### Task description:
Tally every line of the material that includes "Contains", then give the tally and nothing else.

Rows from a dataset
>> Start
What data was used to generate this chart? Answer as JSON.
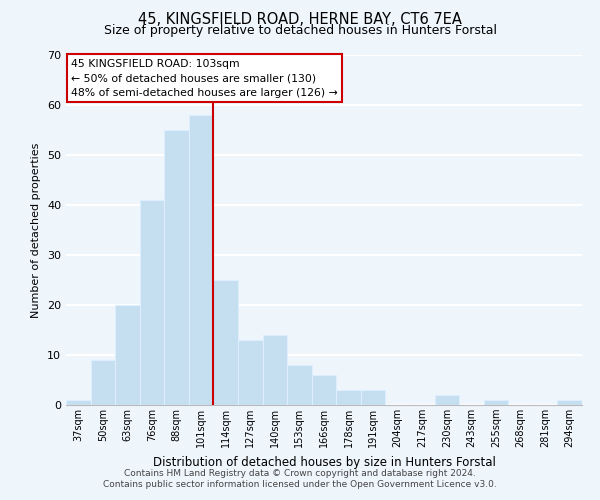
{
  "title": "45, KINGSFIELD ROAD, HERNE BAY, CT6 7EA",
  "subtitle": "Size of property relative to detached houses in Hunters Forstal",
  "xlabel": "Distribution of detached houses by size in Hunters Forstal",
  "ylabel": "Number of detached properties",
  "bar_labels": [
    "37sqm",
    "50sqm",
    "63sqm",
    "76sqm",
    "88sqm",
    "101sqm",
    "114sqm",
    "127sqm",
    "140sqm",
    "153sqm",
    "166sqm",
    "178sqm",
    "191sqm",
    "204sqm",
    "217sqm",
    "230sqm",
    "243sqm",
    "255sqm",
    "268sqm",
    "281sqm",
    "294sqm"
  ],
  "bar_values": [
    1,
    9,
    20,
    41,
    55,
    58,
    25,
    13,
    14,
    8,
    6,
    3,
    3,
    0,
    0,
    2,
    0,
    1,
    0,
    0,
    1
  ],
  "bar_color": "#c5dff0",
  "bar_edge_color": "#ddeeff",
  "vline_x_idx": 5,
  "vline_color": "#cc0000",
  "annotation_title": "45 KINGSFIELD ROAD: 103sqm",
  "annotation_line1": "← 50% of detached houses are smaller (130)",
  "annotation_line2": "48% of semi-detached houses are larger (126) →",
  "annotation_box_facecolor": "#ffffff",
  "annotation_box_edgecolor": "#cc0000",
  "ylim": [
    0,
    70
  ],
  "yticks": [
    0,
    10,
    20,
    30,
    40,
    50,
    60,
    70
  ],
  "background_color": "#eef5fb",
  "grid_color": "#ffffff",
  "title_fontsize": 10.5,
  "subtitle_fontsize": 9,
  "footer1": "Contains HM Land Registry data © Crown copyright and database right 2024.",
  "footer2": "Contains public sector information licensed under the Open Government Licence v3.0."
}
>> End
>> Start
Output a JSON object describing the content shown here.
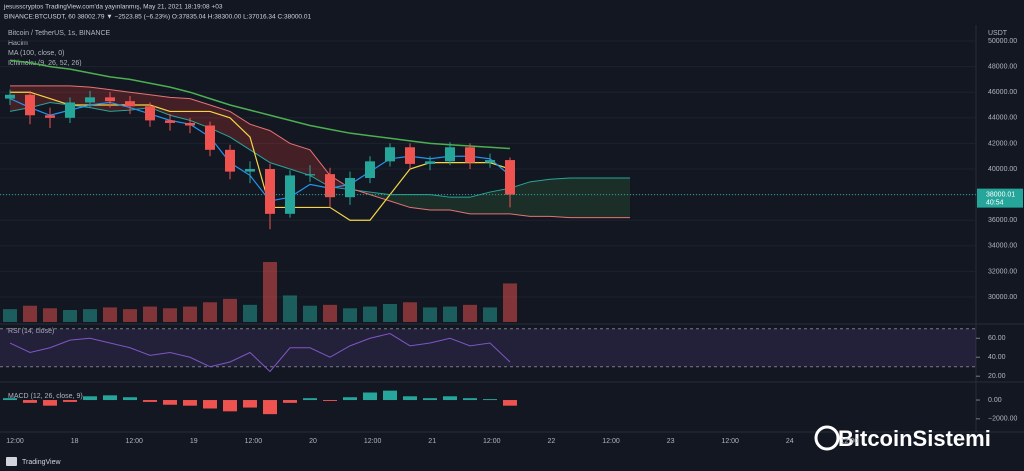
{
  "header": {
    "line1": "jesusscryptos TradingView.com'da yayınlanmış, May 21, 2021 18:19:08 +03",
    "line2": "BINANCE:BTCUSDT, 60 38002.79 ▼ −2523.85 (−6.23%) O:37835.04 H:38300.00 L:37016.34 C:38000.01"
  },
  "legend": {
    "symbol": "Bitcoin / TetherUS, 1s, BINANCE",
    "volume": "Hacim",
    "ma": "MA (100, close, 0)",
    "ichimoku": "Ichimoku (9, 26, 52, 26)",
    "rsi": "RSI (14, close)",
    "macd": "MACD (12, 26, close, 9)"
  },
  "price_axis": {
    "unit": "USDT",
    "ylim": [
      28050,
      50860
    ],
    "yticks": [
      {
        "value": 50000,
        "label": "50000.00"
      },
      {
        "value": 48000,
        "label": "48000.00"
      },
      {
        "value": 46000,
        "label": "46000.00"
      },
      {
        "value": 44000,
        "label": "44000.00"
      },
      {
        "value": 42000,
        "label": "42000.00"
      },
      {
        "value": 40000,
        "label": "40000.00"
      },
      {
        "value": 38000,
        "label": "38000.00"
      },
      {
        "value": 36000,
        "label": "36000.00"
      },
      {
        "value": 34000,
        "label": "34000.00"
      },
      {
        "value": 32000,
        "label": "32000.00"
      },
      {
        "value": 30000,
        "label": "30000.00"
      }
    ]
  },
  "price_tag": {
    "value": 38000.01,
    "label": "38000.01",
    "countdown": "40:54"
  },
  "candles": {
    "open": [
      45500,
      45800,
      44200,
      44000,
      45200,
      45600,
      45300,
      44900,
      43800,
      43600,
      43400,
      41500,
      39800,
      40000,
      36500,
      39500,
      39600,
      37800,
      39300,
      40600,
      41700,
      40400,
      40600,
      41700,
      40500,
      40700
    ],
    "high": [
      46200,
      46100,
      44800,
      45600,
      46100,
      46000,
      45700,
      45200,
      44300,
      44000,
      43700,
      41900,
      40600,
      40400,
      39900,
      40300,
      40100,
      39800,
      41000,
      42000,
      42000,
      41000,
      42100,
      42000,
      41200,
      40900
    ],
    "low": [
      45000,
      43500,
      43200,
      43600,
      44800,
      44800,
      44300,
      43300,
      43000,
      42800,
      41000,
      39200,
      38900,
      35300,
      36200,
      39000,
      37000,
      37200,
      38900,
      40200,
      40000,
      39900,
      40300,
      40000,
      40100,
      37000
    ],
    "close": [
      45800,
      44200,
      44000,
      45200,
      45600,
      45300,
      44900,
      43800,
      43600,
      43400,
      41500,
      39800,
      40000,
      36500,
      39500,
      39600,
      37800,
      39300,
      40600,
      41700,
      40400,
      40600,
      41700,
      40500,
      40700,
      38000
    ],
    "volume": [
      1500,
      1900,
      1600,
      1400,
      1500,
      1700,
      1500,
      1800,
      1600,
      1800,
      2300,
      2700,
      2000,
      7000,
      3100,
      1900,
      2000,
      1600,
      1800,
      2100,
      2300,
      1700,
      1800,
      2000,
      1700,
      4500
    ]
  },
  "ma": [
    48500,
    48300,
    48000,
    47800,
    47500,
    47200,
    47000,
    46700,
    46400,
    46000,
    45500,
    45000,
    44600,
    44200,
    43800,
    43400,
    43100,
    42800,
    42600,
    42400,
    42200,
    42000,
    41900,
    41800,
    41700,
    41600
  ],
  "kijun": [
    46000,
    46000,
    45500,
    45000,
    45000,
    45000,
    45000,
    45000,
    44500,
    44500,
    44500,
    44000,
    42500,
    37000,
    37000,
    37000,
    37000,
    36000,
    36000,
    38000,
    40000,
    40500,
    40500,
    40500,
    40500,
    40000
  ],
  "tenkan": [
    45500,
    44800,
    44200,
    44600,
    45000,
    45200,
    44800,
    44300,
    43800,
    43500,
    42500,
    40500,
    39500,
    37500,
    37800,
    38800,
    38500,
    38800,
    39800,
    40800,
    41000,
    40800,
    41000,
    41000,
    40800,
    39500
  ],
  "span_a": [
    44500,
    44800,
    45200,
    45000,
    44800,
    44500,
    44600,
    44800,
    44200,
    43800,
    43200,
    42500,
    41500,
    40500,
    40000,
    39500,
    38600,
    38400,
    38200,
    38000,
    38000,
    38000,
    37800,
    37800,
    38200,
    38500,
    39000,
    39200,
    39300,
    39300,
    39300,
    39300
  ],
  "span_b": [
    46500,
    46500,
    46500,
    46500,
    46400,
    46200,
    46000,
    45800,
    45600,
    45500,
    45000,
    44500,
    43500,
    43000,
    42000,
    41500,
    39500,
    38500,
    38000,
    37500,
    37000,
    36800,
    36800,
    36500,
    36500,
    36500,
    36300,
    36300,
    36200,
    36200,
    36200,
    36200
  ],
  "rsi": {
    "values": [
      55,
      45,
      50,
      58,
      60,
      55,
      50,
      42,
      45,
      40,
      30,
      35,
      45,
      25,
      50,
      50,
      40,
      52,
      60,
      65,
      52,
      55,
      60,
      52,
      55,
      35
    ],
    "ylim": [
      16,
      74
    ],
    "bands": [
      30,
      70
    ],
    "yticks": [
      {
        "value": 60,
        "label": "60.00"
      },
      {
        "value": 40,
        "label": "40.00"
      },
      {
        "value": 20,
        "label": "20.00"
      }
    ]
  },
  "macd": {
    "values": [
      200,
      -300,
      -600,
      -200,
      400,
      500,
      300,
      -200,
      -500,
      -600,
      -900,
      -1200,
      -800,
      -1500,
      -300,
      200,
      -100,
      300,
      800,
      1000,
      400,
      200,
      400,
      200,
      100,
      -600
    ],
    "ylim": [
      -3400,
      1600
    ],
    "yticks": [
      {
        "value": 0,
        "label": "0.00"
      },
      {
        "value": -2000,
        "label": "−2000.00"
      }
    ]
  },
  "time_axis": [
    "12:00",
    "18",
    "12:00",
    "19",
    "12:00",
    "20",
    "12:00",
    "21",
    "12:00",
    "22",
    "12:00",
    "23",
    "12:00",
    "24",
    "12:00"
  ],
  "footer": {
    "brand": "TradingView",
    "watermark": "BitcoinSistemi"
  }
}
>> End
>> Start
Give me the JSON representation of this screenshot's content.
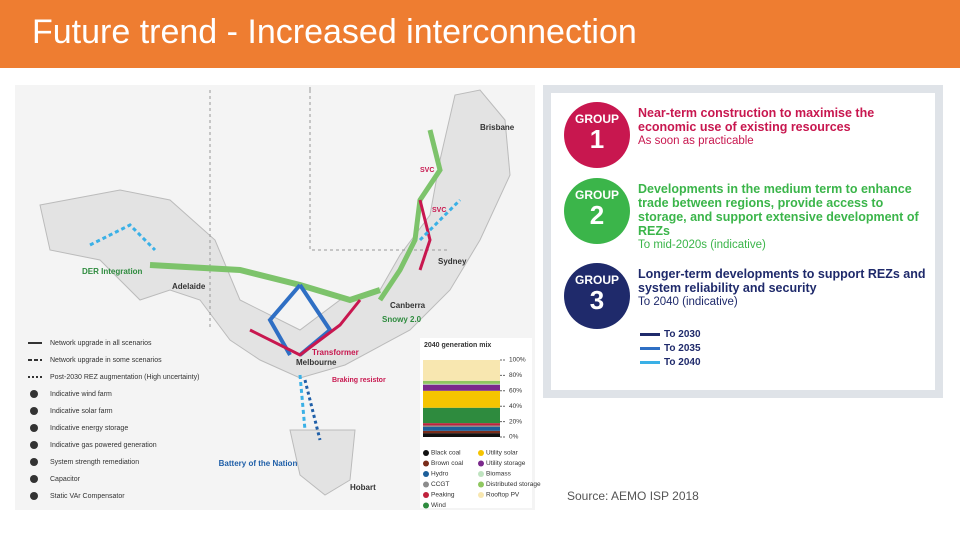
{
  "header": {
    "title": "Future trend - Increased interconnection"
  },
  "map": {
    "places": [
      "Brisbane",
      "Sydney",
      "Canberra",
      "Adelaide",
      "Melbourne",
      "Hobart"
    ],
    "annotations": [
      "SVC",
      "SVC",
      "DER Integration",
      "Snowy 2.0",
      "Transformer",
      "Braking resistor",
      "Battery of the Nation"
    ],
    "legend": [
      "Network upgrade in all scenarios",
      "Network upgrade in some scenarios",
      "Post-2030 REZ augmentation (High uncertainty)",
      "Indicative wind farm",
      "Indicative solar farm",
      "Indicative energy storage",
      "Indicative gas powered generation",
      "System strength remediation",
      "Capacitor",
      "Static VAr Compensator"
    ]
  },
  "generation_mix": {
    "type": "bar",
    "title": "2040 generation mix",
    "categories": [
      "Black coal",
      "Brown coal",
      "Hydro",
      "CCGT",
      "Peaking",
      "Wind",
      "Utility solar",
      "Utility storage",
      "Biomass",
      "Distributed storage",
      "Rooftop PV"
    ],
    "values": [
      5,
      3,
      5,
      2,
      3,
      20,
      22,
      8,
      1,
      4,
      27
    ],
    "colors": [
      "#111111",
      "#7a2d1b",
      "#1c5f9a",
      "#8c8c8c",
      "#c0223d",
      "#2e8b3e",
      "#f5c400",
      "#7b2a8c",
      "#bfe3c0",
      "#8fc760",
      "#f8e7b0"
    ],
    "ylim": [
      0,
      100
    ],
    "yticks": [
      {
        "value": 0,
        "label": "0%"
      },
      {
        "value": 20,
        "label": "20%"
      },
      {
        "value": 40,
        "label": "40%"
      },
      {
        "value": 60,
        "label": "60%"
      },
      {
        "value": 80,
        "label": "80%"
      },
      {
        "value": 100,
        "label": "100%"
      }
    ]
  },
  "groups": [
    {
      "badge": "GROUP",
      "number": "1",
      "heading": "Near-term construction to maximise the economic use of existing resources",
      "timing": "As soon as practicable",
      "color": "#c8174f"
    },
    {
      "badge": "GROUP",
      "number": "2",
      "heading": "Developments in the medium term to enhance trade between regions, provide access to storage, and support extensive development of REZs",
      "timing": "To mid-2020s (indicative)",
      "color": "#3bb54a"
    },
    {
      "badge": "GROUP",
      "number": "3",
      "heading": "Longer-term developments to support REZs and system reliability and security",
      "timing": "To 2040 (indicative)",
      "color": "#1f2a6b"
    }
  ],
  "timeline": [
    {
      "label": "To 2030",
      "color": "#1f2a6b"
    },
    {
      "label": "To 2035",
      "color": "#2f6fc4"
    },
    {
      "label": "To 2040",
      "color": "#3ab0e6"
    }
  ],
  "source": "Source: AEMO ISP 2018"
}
>> End
### Response to the task:
2